■ Задания:
a – Выпишите все географические названия (страны, области, города), которые упоминаются в тексте о храме Ониаса.
b – Продолжите текст о храме Ониаса и еврейском прозелитизме с того места, на котором он заканчивается.

■ Исходный текст:
§

Ознакомительная версия.
Позднее, во II в. до н. э., некто Ониас, сын иудейского первосвященника, построил храм Яхве в Египте. Там, как известно, в те времена была уже огромная еврейская диаспора, которая регулярно посылала храмовую подать в Иерусалим. Ониас заручился при этом поддержкой царя Птолемея Филометра (173–146 гг. до н. э.), который рассчитывал, что благодаря этому храму ему удастся добиться большей лояльности со стороны местных евреев. В 160 г. до н. э. храм был построен в округе Гелиополя по образцу иерусалимского. Богослужения в нем совершали Ониас и другие священники и левиты, переселившиеся в Египет во время смут в Иудее. Однако вопреки ожиданиям Ониаса и царя Птолемея, новый храм (называемый Ониасовым) не получил большой популярности среди местных евреев: они по-прежнему продолжали посылать храмовую подать в Иерусалим, а при возможности – лично посещать Иерусалимский храм[128].
Как отмечает Карл Каутский в своей книге «Происхождение христианства», «религиозный фанатизм и религиозная нетерпимость иерусалимских иудеев, резко отличающие их от широкой религиозной терпимости других народов того времени», сформировались в процессе острой борьбы со своими конкурентами, которые посягали на доходы Иерусалимского храма. Каутский подчеркивает, что речь идет о фанатизме не только священников, но также простых иудеев, проживавших в Иерусалиме и в прилегающих к нему районах: благополучие и тех, и других зависело напрямую от количества приезжающих на праздники для посещения храма. «Для других (народов. – В.К.) их боги были средством объяснить непонятные явления, составляли источник утешений и помощи в положениях, в которых сила человеческая оказывалась бесполезной. Для иудеев Палестины бог их стал средством, на котором основывалось их существование (материальное. – В.К.)»[129].
Важнейшим направлением борьбы за расширение «налоговой базы» Иерусалимского храма был еврейский прозелитизм. В древнем мире он выступал в двух основных формах:
– активный (агрессивный) прозелитизм;
– «мягкий» прозелитизм.

§

■ Исходные строки:

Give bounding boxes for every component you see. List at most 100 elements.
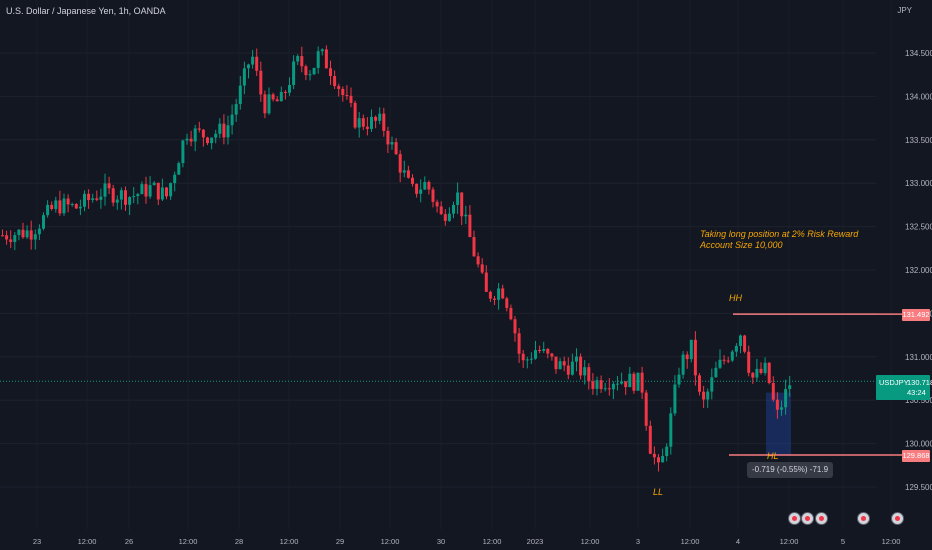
candle-body bbox=[784, 389, 788, 408]
candle-body bbox=[115, 199, 119, 203]
candle-body bbox=[296, 56, 300, 62]
candle-body bbox=[702, 391, 706, 400]
y-tick-label: 132.000 bbox=[905, 266, 932, 275]
candle-body bbox=[558, 361, 562, 370]
candle-body bbox=[70, 204, 74, 206]
flag-event-icon[interactable] bbox=[815, 512, 828, 525]
candle-body bbox=[283, 92, 287, 94]
lightning-event-icon[interactable] bbox=[788, 512, 801, 525]
flag-event-icon[interactable] bbox=[891, 512, 904, 525]
candle-body bbox=[33, 234, 37, 240]
x-tick-label: 12:00 bbox=[483, 537, 502, 546]
candle-body bbox=[37, 228, 41, 235]
ll-label[interactable]: LL bbox=[653, 487, 664, 497]
trade-note[interactable]: Taking long position at 2% Risk Reward A… bbox=[700, 229, 858, 251]
candle-body bbox=[160, 187, 164, 200]
candle-body bbox=[288, 85, 291, 93]
candle-body bbox=[689, 339, 693, 360]
candle-body bbox=[271, 94, 275, 100]
candle-body bbox=[124, 190, 127, 205]
candle-body bbox=[210, 137, 214, 144]
candle-body bbox=[46, 204, 50, 216]
candle-body bbox=[513, 319, 517, 334]
candle-body bbox=[607, 388, 611, 390]
earnings-event-icon[interactable] bbox=[857, 512, 870, 525]
y-tick-label: 133.000 bbox=[905, 179, 932, 188]
candle-body bbox=[595, 380, 599, 389]
candle-body bbox=[128, 197, 132, 205]
candle-body bbox=[189, 138, 193, 142]
current-price-value: 130.718 bbox=[907, 378, 932, 387]
candle-body bbox=[390, 142, 394, 145]
x-tick-label: 12:00 bbox=[780, 537, 799, 546]
candle-body bbox=[476, 256, 480, 265]
hl-price-tag: 129.868 bbox=[902, 450, 930, 462]
candle-body bbox=[480, 264, 484, 273]
hh-price-tag: 131.492 bbox=[902, 309, 930, 321]
candle-body bbox=[165, 187, 168, 197]
candle-body bbox=[214, 133, 218, 138]
candle-body bbox=[304, 66, 308, 76]
candle-body bbox=[111, 188, 115, 203]
candle-body bbox=[464, 214, 468, 217]
candle-body bbox=[718, 359, 722, 368]
hh-label[interactable]: HH bbox=[729, 293, 742, 303]
candle-body bbox=[456, 192, 460, 205]
candle-body bbox=[386, 130, 390, 145]
note-line-2: Account Size 10,000 bbox=[700, 240, 783, 250]
candle-body bbox=[148, 185, 152, 197]
candle-body bbox=[247, 64, 250, 69]
candle-body bbox=[275, 99, 279, 102]
candle-body bbox=[230, 114, 234, 126]
candle-body bbox=[644, 392, 648, 426]
candle-body bbox=[87, 193, 91, 201]
candle-body bbox=[554, 356, 558, 370]
candle-body bbox=[443, 214, 447, 221]
current-price-tag: USDJPY 130.718 43:24 bbox=[876, 375, 932, 400]
x-tick-label: 12:00 bbox=[581, 537, 600, 546]
candle-body bbox=[349, 95, 353, 103]
y-tick-label: 132.500 bbox=[905, 223, 932, 232]
candle-body bbox=[144, 184, 148, 197]
x-tick-label: 12:00 bbox=[179, 537, 198, 546]
candle-body bbox=[119, 190, 123, 200]
x-tick-label: 30 bbox=[437, 537, 445, 546]
x-tick-label: 12:00 bbox=[381, 537, 400, 546]
candle-body bbox=[402, 170, 406, 173]
candle-body bbox=[468, 214, 472, 238]
candle-body bbox=[337, 86, 341, 89]
candle-body bbox=[341, 88, 345, 96]
candle-body bbox=[99, 196, 103, 200]
note-line-1: Taking long position at 2% Risk Reward bbox=[700, 229, 859, 239]
candle-body bbox=[415, 183, 419, 194]
candle-body bbox=[66, 198, 70, 205]
flag-event-icon[interactable] bbox=[801, 512, 814, 525]
candle-body bbox=[136, 194, 140, 197]
candle-body bbox=[652, 453, 656, 458]
candle-body bbox=[525, 359, 529, 361]
candle-body bbox=[648, 425, 652, 454]
candle-body bbox=[74, 204, 78, 209]
candle-body bbox=[316, 51, 320, 68]
candle-body bbox=[259, 70, 263, 95]
candle-body bbox=[312, 67, 316, 75]
candle-body bbox=[497, 288, 501, 300]
candle-body bbox=[169, 183, 173, 197]
candle-body bbox=[279, 92, 283, 102]
candle-body bbox=[534, 350, 537, 359]
candle-body bbox=[91, 198, 95, 201]
candle-body bbox=[488, 291, 492, 299]
candle-body bbox=[628, 373, 632, 388]
candle-body bbox=[685, 354, 689, 360]
candle-body bbox=[374, 116, 378, 121]
candle-body bbox=[751, 372, 755, 378]
candle-body bbox=[677, 374, 681, 385]
candle-body bbox=[50, 204, 54, 210]
candle-body bbox=[657, 457, 660, 463]
hl-label[interactable]: HL bbox=[767, 451, 779, 461]
candle-body bbox=[394, 142, 398, 155]
x-tick-label: 12:00 bbox=[681, 537, 700, 546]
x-tick-label: 12:00 bbox=[882, 537, 901, 546]
candle-body bbox=[673, 384, 677, 414]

§

■ Ответы:
a – Египет, Иерусалим, Гелиополь, Иудея, Палестина.

b –
Агрессивный прозелитизм имел место в основном в то время, когда Иудея получила независимость и к власти пришла династия Маккавеев, или Хасмонеев (период между владычеством Селевкидов и включением Иудеи в состав Римской империи). Хасмонеи, едва оправившись от иноземного владычества сирийских царей Селевкидов, сами захотели владычествовать над другими народами и занялись войнами со своими соседями.
В эпоху Хасмонеев были, в частности, завоеваны: Галилея (которая, как доказал немецкий протестантский теолог XIX века Шюрер, не была до того иудейской страной); Идумея; Восточное Заиорданье; отдельные города и поселения (например, пункт на берегу моря Иоппе). При этом они добивались того, чтобы население завоеванных территорий принимало иудаизм. Иногда это получалось, иногда – нет. Например, жители Идумеи без особого сопротивления приняли иудаизм. А вот жители Самарии вначале проявили интерес к иудаизму, а затем от него отказались и даже стали относиться враждебно к иудеям. Тогдашний первосвященник Иерусалимского храма Гиркан (135–104 гг. до н. э.) добился разрушения самаритянского храма на горе Гаризим, чтобы отвратить местных жителей от их веры. Но ничего не получилось. Сын Гиркана Аристобул (105–104 годы до Р. Х.) завоевал Галилею и обратил в иудаизм часть проживавшего там арабского племени итуреев[130]. Брат Аристобула, Александр Яннай (104—76 гг. до н. э.), пытался также иудаизировать жителей завоеванных эллинистических городов, предлагая им либо иудейскую веру, либо изгнание[131]. Греки в отличие от идумеев и итуреев предпочли изгнание.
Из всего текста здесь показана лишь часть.